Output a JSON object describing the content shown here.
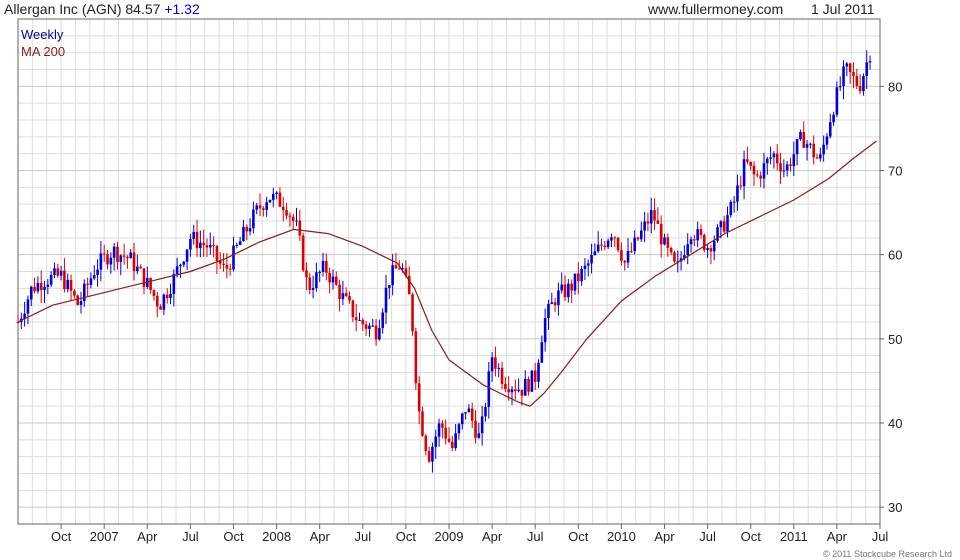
{
  "header": {
    "ticker_text": "Allergan Inc (AGN)",
    "last_price": "84.57",
    "change": "+1.32",
    "site": "www.fullermoney.com",
    "date": "1 Jul 2011"
  },
  "legend": {
    "period": "Weekly",
    "ma_label": "MA 200"
  },
  "copyright": "© 2011 Stockcube Research Ltd",
  "colors": {
    "up": "#0000dd",
    "down": "#dd0000",
    "ma": "#8b1a1a",
    "grid": "#dddddd",
    "change": "#0000cc"
  },
  "chart_data": {
    "type": "candlestick",
    "title": "Allergan Inc (AGN) 84.57 +1.32",
    "x_range": [
      "2006-07",
      "2011-07"
    ],
    "ylim": [
      28,
      88
    ],
    "y_ticks": [
      30,
      40,
      50,
      60,
      70,
      80
    ],
    "x_ticks": [
      "Oct",
      "2007",
      "Apr",
      "Jul",
      "Oct",
      "2008",
      "Apr",
      "Jul",
      "Oct",
      "2009",
      "Apr",
      "Jul",
      "Oct",
      "2010",
      "Apr",
      "Jul",
      "Oct",
      "2011",
      "Apr",
      "Jul"
    ],
    "grid": true,
    "legend_position": "top-left",
    "price_series": {
      "name": "Weekly",
      "points": [
        [
          2006.5,
          52
        ],
        [
          2006.58,
          56
        ],
        [
          2006.65,
          57
        ],
        [
          2006.75,
          57.5
        ],
        [
          2006.85,
          54
        ],
        [
          2006.95,
          58.5
        ],
        [
          2007.05,
          60.5
        ],
        [
          2007.15,
          59.5
        ],
        [
          2007.25,
          56.5
        ],
        [
          2007.32,
          54
        ],
        [
          2007.4,
          57
        ],
        [
          2007.5,
          62
        ],
        [
          2007.6,
          61
        ],
        [
          2007.7,
          58
        ],
        [
          2007.8,
          62
        ],
        [
          2007.88,
          65
        ],
        [
          2007.95,
          67
        ],
        [
          2008.05,
          66
        ],
        [
          2008.12,
          63
        ],
        [
          2008.18,
          56
        ],
        [
          2008.28,
          58.5
        ],
        [
          2008.38,
          55
        ],
        [
          2008.48,
          52
        ],
        [
          2008.58,
          51
        ],
        [
          2008.65,
          57
        ],
        [
          2008.72,
          59
        ],
        [
          2008.78,
          54
        ],
        [
          2008.82,
          42
        ],
        [
          2008.88,
          36
        ],
        [
          2008.95,
          40
        ],
        [
          2009.02,
          37
        ],
        [
          2009.1,
          42
        ],
        [
          2009.18,
          38
        ],
        [
          2009.25,
          48
        ],
        [
          2009.32,
          45
        ],
        [
          2009.42,
          44
        ],
        [
          2009.5,
          45.5
        ],
        [
          2009.55,
          52
        ],
        [
          2009.62,
          55
        ],
        [
          2009.7,
          56
        ],
        [
          2009.78,
          58
        ],
        [
          2009.88,
          61
        ],
        [
          2009.95,
          63
        ],
        [
          2010.02,
          59
        ],
        [
          2010.1,
          62
        ],
        [
          2010.18,
          65
        ],
        [
          2010.25,
          61
        ],
        [
          2010.32,
          58
        ],
        [
          2010.4,
          63
        ],
        [
          2010.5,
          61
        ],
        [
          2010.58,
          63
        ],
        [
          2010.65,
          66
        ],
        [
          2010.72,
          71
        ],
        [
          2010.78,
          69
        ],
        [
          2010.88,
          72
        ],
        [
          2010.95,
          70
        ],
        [
          2011.05,
          74
        ],
        [
          2011.15,
          71
        ],
        [
          2011.22,
          77
        ],
        [
          2011.3,
          82
        ],
        [
          2011.38,
          80
        ],
        [
          2011.45,
          84.57
        ]
      ]
    },
    "ma_series": {
      "name": "MA 200",
      "points": [
        [
          2006.5,
          52
        ],
        [
          2006.7,
          54
        ],
        [
          2006.9,
          55
        ],
        [
          2007.1,
          56
        ],
        [
          2007.3,
          57
        ],
        [
          2007.5,
          58
        ],
        [
          2007.7,
          59.5
        ],
        [
          2007.9,
          61.5
        ],
        [
          2008.1,
          63
        ],
        [
          2008.3,
          62.5
        ],
        [
          2008.5,
          61
        ],
        [
          2008.7,
          59
        ],
        [
          2008.8,
          56
        ],
        [
          2008.9,
          51
        ],
        [
          2009.0,
          47.5
        ],
        [
          2009.1,
          46
        ],
        [
          2009.2,
          44.5
        ],
        [
          2009.3,
          43.5
        ],
        [
          2009.4,
          42.5
        ],
        [
          2009.47,
          42
        ],
        [
          2009.55,
          43.5
        ],
        [
          2009.65,
          46
        ],
        [
          2009.8,
          50
        ],
        [
          2010.0,
          54.5
        ],
        [
          2010.2,
          57.5
        ],
        [
          2010.4,
          60
        ],
        [
          2010.6,
          62.5
        ],
        [
          2010.8,
          64.5
        ],
        [
          2011.0,
          66.5
        ],
        [
          2011.2,
          69
        ],
        [
          2011.35,
          71.5
        ],
        [
          2011.48,
          73.5
        ]
      ]
    }
  }
}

= = =

--- Instructions for the task ---
Do not copy the pictures, but repeat every line exactly.

--- Correct response ---
Output a JSON object describing the content shown here.
{
  "header": {
    "ticker_text": "Allergan Inc (AGN)",
    "last_price": "84.57",
    "change": "+1.32",
    "site": "www.fullermoney.com",
    "date": "1 Jul 2011"
  },
  "legend": {
    "period": "Weekly",
    "ma_label": "MA 200"
  },
  "copyright": "© 2011 Stockcube Research Ltd",
  "colors": {
    "up": "#0000dd",
    "down": "#dd0000",
    "ma": "#8b1a1a",
    "grid": "#dddddd",
    "change": "#0000cc"
  },
  "chart_data": {
    "type": "candlestick",
    "title": "Allergan Inc (AGN) 84.57 +1.32",
    "x_range": [
      "2006-07",
      "2011-07"
    ],
    "ylim": [
      28,
      88
    ],
    "y_ticks": [
      30,
      40,
      50,
      60,
      70,
      80
    ],
    "x_ticks": [
      "Oct",
      "2007",
      "Apr",
      "Jul",
      "Oct",
      "2008",
      "Apr",
      "Jul",
      "Oct",
      "2009",
      "Apr",
      "Jul",
      "Oct",
      "2010",
      "Apr",
      "Jul",
      "Oct",
      "2011",
      "Apr",
      "Jul"
    ],
    "grid": true,
    "legend_position": "top-left",
    "price_series": {
      "name": "Weekly",
      "points": [
        [
          2006.5,
          52
        ],
        [
          2006.58,
          56
        ],
        [
          2006.65,
          57
        ],
        [
          2006.75,
          57.5
        ],
        [
          2006.85,
          54
        ],
        [
          2006.95,
          58.5
        ],
        [
          2007.05,
          60.5
        ],
        [
          2007.15,
          59.5
        ],
        [
          2007.25,
          56.5
        ],
        [
          2007.32,
          54
        ],
        [
          2007.4,
          57
        ],
        [
          2007.5,
          62
        ],
        [
          2007.6,
          61
        ],
        [
          2007.7,
          58
        ],
        [
          2007.8,
          62
        ],
        [
          2007.88,
          65
        ],
        [
          2007.95,
          67
        ],
        [
          2008.05,
          66
        ],
        [
          2008.12,
          63
        ],
        [
          2008.18,
          56
        ],
        [
          2008.28,
          58.5
        ],
        [
          2008.38,
          55
        ],
        [
          2008.48,
          52
        ],
        [
          2008.58,
          51
        ],
        [
          2008.65,
          57
        ],
        [
          2008.72,
          59
        ],
        [
          2008.78,
          54
        ],
        [
          2008.82,
          42
        ],
        [
          2008.88,
          36
        ],
        [
          2008.95,
          40
        ],
        [
          2009.02,
          37
        ],
        [
          2009.1,
          42
        ],
        [
          2009.18,
          38
        ],
        [
          2009.25,
          48
        ],
        [
          2009.32,
          45
        ],
        [
          2009.42,
          44
        ],
        [
          2009.5,
          45.5
        ],
        [
          2009.55,
          52
        ],
        [
          2009.62,
          55
        ],
        [
          2009.7,
          56
        ],
        [
          2009.78,
          58
        ],
        [
          2009.88,
          61
        ],
        [
          2009.95,
          63
        ],
        [
          2010.02,
          59
        ],
        [
          2010.1,
          62
        ],
        [
          2010.18,
          65
        ],
        [
          2010.25,
          61
        ],
        [
          2010.32,
          58
        ],
        [
          2010.4,
          63
        ],
        [
          2010.5,
          61
        ],
        [
          2010.58,
          63
        ],
        [
          2010.65,
          66
        ],
        [
          2010.72,
          71
        ],
        [
          2010.78,
          69
        ],
        [
          2010.88,
          72
        ],
        [
          2010.95,
          70
        ],
        [
          2011.05,
          74
        ],
        [
          2011.15,
          71
        ],
        [
          2011.22,
          77
        ],
        [
          2011.3,
          82
        ],
        [
          2011.38,
          80
        ],
        [
          2011.45,
          84.57
        ]
      ]
    },
    "ma_series": {
      "name": "MA 200",
      "points": [
        [
          2006.5,
          52
        ],
        [
          2006.7,
          54
        ],
        [
          2006.9,
          55
        ],
        [
          2007.1,
          56
        ],
        [
          2007.3,
          57
        ],
        [
          2007.5,
          58
        ],
        [
          2007.7,
          59.5
        ],
        [
          2007.9,
          61.5
        ],
        [
          2008.1,
          63
        ],
        [
          2008.3,
          62.5
        ],
        [
          2008.5,
          61
        ],
        [
          2008.7,
          59
        ],
        [
          2008.8,
          56
        ],
        [
          2008.9,
          51
        ],
        [
          2009.0,
          47.5
        ],
        [
          2009.1,
          46
        ],
        [
          2009.2,
          44.5
        ],
        [
          2009.3,
          43.5
        ],
        [
          2009.4,
          42.5
        ],
        [
          2009.47,
          42
        ],
        [
          2009.55,
          43.5
        ],
        [
          2009.65,
          46
        ],
        [
          2009.8,
          50
        ],
        [
          2010.0,
          54.5
        ],
        [
          2010.2,
          57.5
        ],
        [
          2010.4,
          60
        ],
        [
          2010.6,
          62.5
        ],
        [
          2010.8,
          64.5
        ],
        [
          2011.0,
          66.5
        ],
        [
          2011.2,
          69
        ],
        [
          2011.35,
          71.5
        ],
        [
          2011.48,
          73.5
        ]
      ]
    }
  }
}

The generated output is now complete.